# [Given task]
Convert the material into a numbered list, leaving out any blank lines.

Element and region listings
** start **

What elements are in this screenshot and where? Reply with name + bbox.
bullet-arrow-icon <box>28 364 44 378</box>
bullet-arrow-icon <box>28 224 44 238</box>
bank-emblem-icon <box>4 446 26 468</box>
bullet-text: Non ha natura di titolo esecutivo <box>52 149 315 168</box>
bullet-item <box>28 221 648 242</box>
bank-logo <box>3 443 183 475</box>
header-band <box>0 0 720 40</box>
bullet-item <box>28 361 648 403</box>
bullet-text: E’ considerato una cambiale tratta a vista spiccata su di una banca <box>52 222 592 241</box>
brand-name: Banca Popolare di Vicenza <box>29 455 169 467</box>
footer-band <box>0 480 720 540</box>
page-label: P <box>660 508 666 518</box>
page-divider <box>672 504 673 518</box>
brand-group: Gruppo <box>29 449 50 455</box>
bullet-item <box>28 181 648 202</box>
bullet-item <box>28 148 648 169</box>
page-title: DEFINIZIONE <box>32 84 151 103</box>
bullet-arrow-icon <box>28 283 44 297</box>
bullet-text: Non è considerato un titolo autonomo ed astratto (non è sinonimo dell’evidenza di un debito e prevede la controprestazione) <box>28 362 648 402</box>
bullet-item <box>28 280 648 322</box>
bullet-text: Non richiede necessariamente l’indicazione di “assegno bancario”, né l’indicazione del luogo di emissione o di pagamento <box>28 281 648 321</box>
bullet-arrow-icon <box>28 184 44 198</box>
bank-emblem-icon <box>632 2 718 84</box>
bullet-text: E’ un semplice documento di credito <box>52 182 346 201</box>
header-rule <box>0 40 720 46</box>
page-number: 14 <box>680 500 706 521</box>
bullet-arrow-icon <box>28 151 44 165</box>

** end **

# [Reply to the task]
1. What elements are in this screenshot and where? Reply with name + bbox.
2. bullet-arrow-icon <box>28 364 44 378</box>
3. bullet-arrow-icon <box>28 224 44 238</box>
4. bank-emblem-icon <box>4 446 26 468</box>
5. bullet-text: Non ha natura di titolo esecutivo <box>52 149 315 168</box>
6. bullet-item <box>28 221 648 242</box>
7. bank-logo <box>3 443 183 475</box>
8. header-band <box>0 0 720 40</box>
9. bullet-item <box>28 361 648 403</box>
10. bullet-text: E’ considerato una cambiale tratta a vista spiccata su di una banca <box>52 222 592 241</box>
11. brand-name: Banca Popolare di Vicenza <box>29 455 169 467</box>
12. footer-band <box>0 480 720 540</box>
13. page-label: P <box>660 508 666 518</box>
14. page-divider <box>672 504 673 518</box>
15. brand-group: Gruppo <box>29 449 50 455</box>
16. bullet-item <box>28 181 648 202</box>
17. bullet-item <box>28 148 648 169</box>
18. page-title: DEFINIZIONE <box>32 84 151 103</box>
19. bullet-arrow-icon <box>28 283 44 297</box>
20. bullet-text: Non è considerato un titolo autonomo ed astratto (non è sinonimo dell’evidenza di un debito e prevede la controprestazione) <box>28 362 648 402</box>
21. bullet-item <box>28 280 648 322</box>
22. bullet-text: Non richiede necessariamente l’indicazione di “assegno bancario”, né l’indicazione del luogo di emissione o di pagamento <box>28 281 648 321</box>
23. bullet-arrow-icon <box>28 184 44 198</box>
24. bank-emblem-icon <box>632 2 718 84</box>
25. bullet-text: E’ un semplice documento di credito <box>52 182 346 201</box>
26. header-rule <box>0 40 720 46</box>
27. page-number: 14 <box>680 500 706 521</box>
28. bullet-arrow-icon <box>28 151 44 165</box>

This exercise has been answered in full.